## Document text
------------------------------
Also with respect to appeal No. 1, defendant failed to preserve for our review his contention in his main brief that the evidence is legally insufficient to support the conviction inasmuch as his motion to dismiss was not specifically directed at the ground advanced on appeal (see People v Gray, 86 NY2d 10, 19 [1995]; People v King, 136 AD3d 1313, 1313 [2016], lv denied 27 NY3d 1000 [2016]; see also People v Hawkins, 11 NY3d 484, 492 [2008]). In any event, we conclude that the evidence, viewed in the light most favorable to the People (see People v Contes, 60 NY2d 620, 621 [1983]), is legally sufficient to support the conviction (see generally People v Bleakley, 69 NY2d 490, 495 [1987]) and, contrary to defendant’s contention in his pro se supplemental brief, viewing the evidence in light of the elements of the crime as charged to the jury (see People v Danielson, 9 NY3d 342, 349 [2007]), we further conclude that the verdict is not against the weight of the evidence (see generally Bleakley, 69 NY2d at 495). The record establishes that a DNA sample obtained from saliva recovered from a mask found near the crime scene was compared to a DNA sample provided by defendant. The People’s expert testified that the DNA sample recovered from the mask was consistent with defendant’s DNA, and that the chance that the DNA sample came *1471from a person unrelated to defendant was one in 1.27 quintillion. In addition, the mask was distinctive, was identical to the mask depicted in the store’s surveillance video of the crime, was found shortly after the crime, was generally located between the crime scene and defendant’s residence, and appeared from its condition to have been left at that location recently. Although the eyewitness did not identify defendant as the masked person who robbed the store, the evidence at trial established that defendant generally fit the eyewitness’s initial description of the perpetrator in terms of age, race, height, weight and build, and his appearance was generally consistent with the appearance of the perpetrator on the surveillance video.

Contrary to defendant’s contention in his main brief with respect to appeal No. 2, the court properly denied his CPL 440.30 (1-a) motion seeking DNA testing of other parts of the mask and a hair fragment found in it. Here, in support of his motion, “[d] efendant failed to establish that if DNA tests had been conducted on [the mask] and.the results had been admitted at his trial that ‘there exists a reasonable probability that the verdict would have been more favorable to’ him” (People v Mixon, 129 AD3d 1509, 1509 [2015], lv denied 26 NY3d 1090 [2015], cert denied 578 US —, 136 S Ct 2016 [2016]; see People v Workman, 72 AD3d 1640, 1640 [2010], lv denied 15 NY3d 925 [2010], reconsideration denied 16 NY3d 838 [2011]).

Present— Smith, J.P., DeJoseph, NeMoyer, Troutman and Scudder, JJ.
------------------------------
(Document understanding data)
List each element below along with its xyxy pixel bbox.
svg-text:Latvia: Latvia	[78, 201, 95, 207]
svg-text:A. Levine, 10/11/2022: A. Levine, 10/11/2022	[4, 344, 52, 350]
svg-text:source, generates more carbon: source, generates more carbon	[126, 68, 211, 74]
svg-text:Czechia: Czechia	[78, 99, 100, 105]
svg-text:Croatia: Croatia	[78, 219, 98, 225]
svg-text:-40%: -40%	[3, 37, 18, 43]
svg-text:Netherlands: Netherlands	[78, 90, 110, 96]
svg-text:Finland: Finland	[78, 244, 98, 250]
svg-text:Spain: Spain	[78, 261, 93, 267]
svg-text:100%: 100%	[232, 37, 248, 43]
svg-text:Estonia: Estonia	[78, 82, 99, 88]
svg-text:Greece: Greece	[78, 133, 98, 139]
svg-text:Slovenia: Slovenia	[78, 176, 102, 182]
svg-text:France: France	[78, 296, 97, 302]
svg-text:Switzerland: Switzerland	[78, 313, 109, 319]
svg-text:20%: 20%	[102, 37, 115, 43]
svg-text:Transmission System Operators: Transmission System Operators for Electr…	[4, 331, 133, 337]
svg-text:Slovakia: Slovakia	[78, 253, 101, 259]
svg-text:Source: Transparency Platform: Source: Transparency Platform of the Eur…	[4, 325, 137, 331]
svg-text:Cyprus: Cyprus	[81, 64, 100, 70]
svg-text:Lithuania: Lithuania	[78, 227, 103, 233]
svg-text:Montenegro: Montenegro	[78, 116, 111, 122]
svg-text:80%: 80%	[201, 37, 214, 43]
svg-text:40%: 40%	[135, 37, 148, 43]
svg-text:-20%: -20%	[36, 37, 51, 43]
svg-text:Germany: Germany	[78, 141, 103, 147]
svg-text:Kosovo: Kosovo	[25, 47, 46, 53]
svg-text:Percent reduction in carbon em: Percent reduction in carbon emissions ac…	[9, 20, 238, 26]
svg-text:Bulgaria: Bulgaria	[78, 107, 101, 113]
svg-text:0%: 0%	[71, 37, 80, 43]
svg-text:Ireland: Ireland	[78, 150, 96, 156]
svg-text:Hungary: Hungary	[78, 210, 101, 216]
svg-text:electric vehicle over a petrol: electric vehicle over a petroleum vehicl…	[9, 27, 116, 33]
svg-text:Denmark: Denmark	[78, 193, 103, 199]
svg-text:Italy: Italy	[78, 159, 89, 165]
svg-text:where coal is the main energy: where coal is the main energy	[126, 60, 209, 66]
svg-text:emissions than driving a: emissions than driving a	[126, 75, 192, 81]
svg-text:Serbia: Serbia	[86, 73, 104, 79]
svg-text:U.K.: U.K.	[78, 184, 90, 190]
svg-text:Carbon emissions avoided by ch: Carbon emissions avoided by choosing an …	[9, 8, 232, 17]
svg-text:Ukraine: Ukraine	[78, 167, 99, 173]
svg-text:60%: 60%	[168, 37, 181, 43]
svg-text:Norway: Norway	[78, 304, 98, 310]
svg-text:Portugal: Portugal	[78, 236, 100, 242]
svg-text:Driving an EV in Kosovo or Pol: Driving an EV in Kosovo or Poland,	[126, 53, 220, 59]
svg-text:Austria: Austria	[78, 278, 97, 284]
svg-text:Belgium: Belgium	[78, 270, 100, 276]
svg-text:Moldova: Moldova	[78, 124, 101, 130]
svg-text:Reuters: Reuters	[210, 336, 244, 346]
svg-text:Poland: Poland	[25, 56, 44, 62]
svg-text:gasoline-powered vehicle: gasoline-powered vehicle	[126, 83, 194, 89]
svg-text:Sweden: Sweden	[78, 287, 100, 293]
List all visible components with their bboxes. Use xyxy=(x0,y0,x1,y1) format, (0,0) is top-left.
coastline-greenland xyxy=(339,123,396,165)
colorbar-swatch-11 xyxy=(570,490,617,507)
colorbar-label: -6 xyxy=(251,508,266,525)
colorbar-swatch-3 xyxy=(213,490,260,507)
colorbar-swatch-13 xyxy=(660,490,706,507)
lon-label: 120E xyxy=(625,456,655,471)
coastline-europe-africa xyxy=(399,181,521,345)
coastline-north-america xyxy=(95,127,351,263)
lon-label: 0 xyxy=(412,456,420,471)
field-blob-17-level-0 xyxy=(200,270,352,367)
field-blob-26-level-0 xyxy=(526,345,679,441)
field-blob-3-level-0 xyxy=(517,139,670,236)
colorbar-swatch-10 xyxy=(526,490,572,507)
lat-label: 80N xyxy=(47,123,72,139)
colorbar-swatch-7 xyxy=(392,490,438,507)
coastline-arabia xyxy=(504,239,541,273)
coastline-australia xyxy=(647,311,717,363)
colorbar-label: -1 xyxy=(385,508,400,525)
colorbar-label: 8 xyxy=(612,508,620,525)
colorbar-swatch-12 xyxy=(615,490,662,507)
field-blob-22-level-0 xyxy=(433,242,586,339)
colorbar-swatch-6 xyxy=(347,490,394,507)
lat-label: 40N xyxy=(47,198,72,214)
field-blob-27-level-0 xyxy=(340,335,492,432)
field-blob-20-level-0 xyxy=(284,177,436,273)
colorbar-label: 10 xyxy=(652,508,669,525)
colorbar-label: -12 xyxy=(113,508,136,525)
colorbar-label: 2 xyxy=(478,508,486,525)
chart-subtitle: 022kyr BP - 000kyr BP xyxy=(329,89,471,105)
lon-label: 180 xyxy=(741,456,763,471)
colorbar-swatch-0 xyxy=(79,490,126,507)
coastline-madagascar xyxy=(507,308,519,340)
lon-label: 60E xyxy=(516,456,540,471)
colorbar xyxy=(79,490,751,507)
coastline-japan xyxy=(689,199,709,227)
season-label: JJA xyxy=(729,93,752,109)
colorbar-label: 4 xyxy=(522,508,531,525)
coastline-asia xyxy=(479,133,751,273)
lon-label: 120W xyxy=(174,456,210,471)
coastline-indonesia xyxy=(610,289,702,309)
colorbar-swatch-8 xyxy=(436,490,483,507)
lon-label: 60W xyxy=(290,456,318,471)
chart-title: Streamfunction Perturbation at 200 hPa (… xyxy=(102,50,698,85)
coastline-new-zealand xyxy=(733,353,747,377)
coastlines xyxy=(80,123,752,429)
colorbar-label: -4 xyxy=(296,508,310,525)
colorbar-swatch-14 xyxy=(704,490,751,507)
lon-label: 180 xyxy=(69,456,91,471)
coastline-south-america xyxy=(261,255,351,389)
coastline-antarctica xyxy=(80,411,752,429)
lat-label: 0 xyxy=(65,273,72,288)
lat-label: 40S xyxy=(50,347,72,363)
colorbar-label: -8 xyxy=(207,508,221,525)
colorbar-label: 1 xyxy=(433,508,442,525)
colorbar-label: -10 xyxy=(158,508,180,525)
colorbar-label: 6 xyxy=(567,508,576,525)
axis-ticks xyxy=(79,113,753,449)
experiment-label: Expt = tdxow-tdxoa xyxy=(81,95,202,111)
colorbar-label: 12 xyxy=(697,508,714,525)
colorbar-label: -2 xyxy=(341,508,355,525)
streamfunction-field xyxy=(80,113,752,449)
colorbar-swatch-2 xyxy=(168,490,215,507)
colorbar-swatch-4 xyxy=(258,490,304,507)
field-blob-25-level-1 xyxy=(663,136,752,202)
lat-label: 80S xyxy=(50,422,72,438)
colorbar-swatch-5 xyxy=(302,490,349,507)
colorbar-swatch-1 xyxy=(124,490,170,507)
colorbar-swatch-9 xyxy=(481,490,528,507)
------------------------------
## Activity list
A - Based on the appellate decision, do the following statements agree with it? (i) The eyewitness identified defendant as the masked person who robbed the store. (ii) The mask was found shortly after the crime. (iii) The court granted defendant's CPL 440.30 (1-a) motion. For each, answer yes or no and quote the words from the decision that settle it.
B - Reproduce everything in the appellate decision from "Contrary to defendant’s contention in his main" down to "and Scudder, JJ.", word for word.
This material stands apart from the appellate decision and has no connection to it.

## Task-by-task results
A -
(i) No: "Although the eyewitness did not identify defendant as the masked person who robbed the store"
(ii) Yes: "was found shortly after the crime"
(iii) No: "the court properly denied his CPL 440.30 (1-a) motion"

B -
Contrary to defendant’s contention in his main brief with respect to appeal No. 2, the court properly denied his CPL 440.30 (1-a) motion seeking DNA testing of other parts of the mask and a hair fragment found in it. Here, in support of his motion, “[d] efendant failed to establish that if DNA tests had been conducted on [the mask] and.the results had been admitted at his trial that ‘there exists a reasonable probability that the verdict would have been more favorable to’ him” (People v Mixon, 129 AD3d 1509, 1509 [2015], lv denied 26 NY3d 1090 [2015], cert denied 578 US —, 136 S Ct 2016 [2016]; see People v Workman, 72 AD3d 1640, 1640 [2010], lv denied 15 NY3d 925 [2010], reconsideration denied 16 NY3d 838 [2011]).

Present— Smith, J.P., DeJoseph, NeMoyer, Troutman and Scudder, JJ.